● Requirement: Would it be possible to write out each entry below exactly, without the pictures?

Extracted data entries

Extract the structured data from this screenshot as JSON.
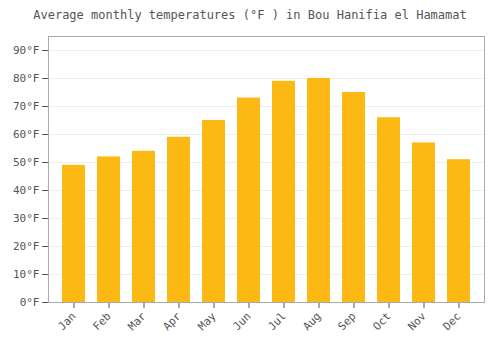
{
  "chart_data": {
    "type": "bar",
    "title": "Average monthly temperatures (°F ) in Bou Hanifia el Hamamat",
    "categories": [
      "Jan",
      "Feb",
      "Mar",
      "Apr",
      "May",
      "Jun",
      "Jul",
      "Aug",
      "Sep",
      "Oct",
      "Nov",
      "Dec"
    ],
    "values": [
      49,
      52,
      54,
      59,
      65,
      73,
      79,
      80,
      75,
      66,
      57,
      51
    ],
    "color": "#FDB913",
    "ylim": [
      0,
      95
    ],
    "yticks": [
      {
        "value": 0,
        "label": "0°F"
      },
      {
        "value": 10,
        "label": "10°F"
      },
      {
        "value": 20,
        "label": "20°F"
      },
      {
        "value": 30,
        "label": "30°F"
      },
      {
        "value": 40,
        "label": "40°F"
      },
      {
        "value": 50,
        "label": "50°F"
      },
      {
        "value": 60,
        "label": "60°F"
      },
      {
        "value": 70,
        "label": "70°F"
      },
      {
        "value": 80,
        "label": "80°F"
      },
      {
        "value": 90,
        "label": "90°F"
      }
    ],
    "grid": true
  }
}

● Task solution:
Extract the structured data from this screenshot as JSON.
{
  "chart_data": {
    "type": "bar",
    "title": "Average monthly temperatures (°F ) in Bou Hanifia el Hamamat",
    "categories": [
      "Jan",
      "Feb",
      "Mar",
      "Apr",
      "May",
      "Jun",
      "Jul",
      "Aug",
      "Sep",
      "Oct",
      "Nov",
      "Dec"
    ],
    "values": [
      49,
      52,
      54,
      59,
      65,
      73,
      79,
      80,
      75,
      66,
      57,
      51
    ],
    "color": "#FDB913",
    "ylim": [
      0,
      95
    ],
    "yticks": [
      {
        "value": 0,
        "label": "0°F"
      },
      {
        "value": 10,
        "label": "10°F"
      },
      {
        "value": 20,
        "label": "20°F"
      },
      {
        "value": 30,
        "label": "30°F"
      },
      {
        "value": 40,
        "label": "40°F"
      },
      {
        "value": 50,
        "label": "50°F"
      },
      {
        "value": 60,
        "label": "60°F"
      },
      {
        "value": 70,
        "label": "70°F"
      },
      {
        "value": 80,
        "label": "80°F"
      },
      {
        "value": 90,
        "label": "90°F"
      }
    ],
    "grid": true
  }
}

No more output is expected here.